**Objective**
Take the material below and retype it in full; pictures are left out.

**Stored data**
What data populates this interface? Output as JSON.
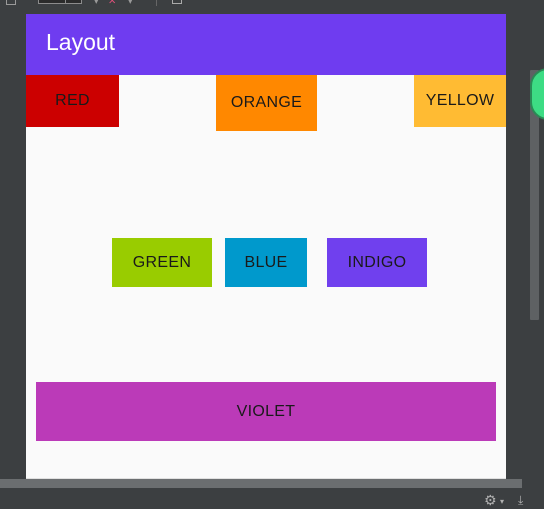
{
  "app": {
    "title": "Layout"
  },
  "buttons": {
    "red": "RED",
    "orange": "ORANGE",
    "yellow": "YELLOW",
    "green": "GREEN",
    "blue": "BLUE",
    "indigo": "INDIGO",
    "violet": "VIOLET"
  },
  "colors": {
    "app_bar": "#6f3cf0",
    "red": "#cc0000",
    "orange": "#ff8800",
    "yellow": "#ffbb33",
    "green": "#99cc00",
    "blue": "#0099cc",
    "indigo": "#7040ee",
    "violet": "#bb3ab8",
    "background": "#fafafa",
    "ide_background": "#3c3f41"
  },
  "icons": {
    "gear": "gear-icon",
    "download": "download-icon",
    "avatar": "android-avatar-icon"
  }
}
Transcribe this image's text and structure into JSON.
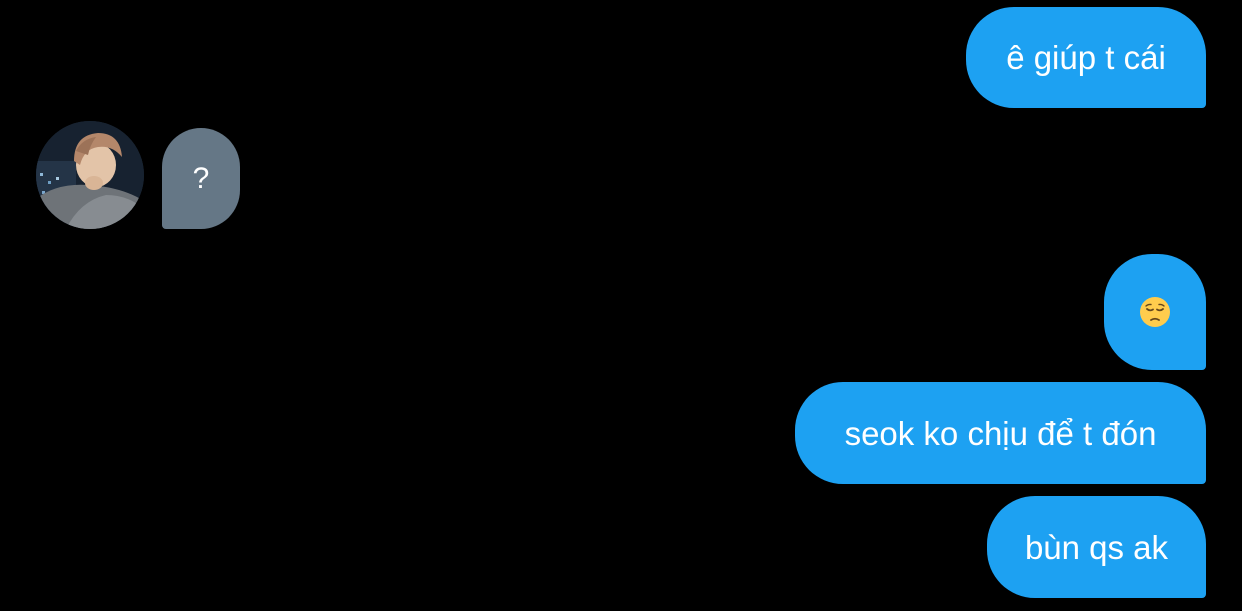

**Exercise output**
What data populates this interface? Output as JSON.
{
  "app": {
    "title": "Layout"
  },
  "buttons": {
    "red": "RED",
    "orange": "ORANGE",
    "yellow": "YELLOW",
    "green": "GREEN",
    "blue": "BLUE",
    "indigo": "INDIGO",
    "violet": "VIOLET"
  },
  "colors": {
    "app_bar": "#6f3cf0",
    "red": "#cc0000",
    "orange": "#ff8800",
    "yellow": "#ffbb33",
    "green": "#99cc00",
    "blue": "#0099cc",
    "indigo": "#7040ee",
    "violet": "#bb3ab8",
    "background": "#fafafa",
    "ide_background": "#3c3f41"
  },
  "icons": {
    "gear": "gear-icon",
    "download": "download-icon",
    "avatar": "android-avatar-icon"
  }
}
Transcribe this image's text and structure into JSON.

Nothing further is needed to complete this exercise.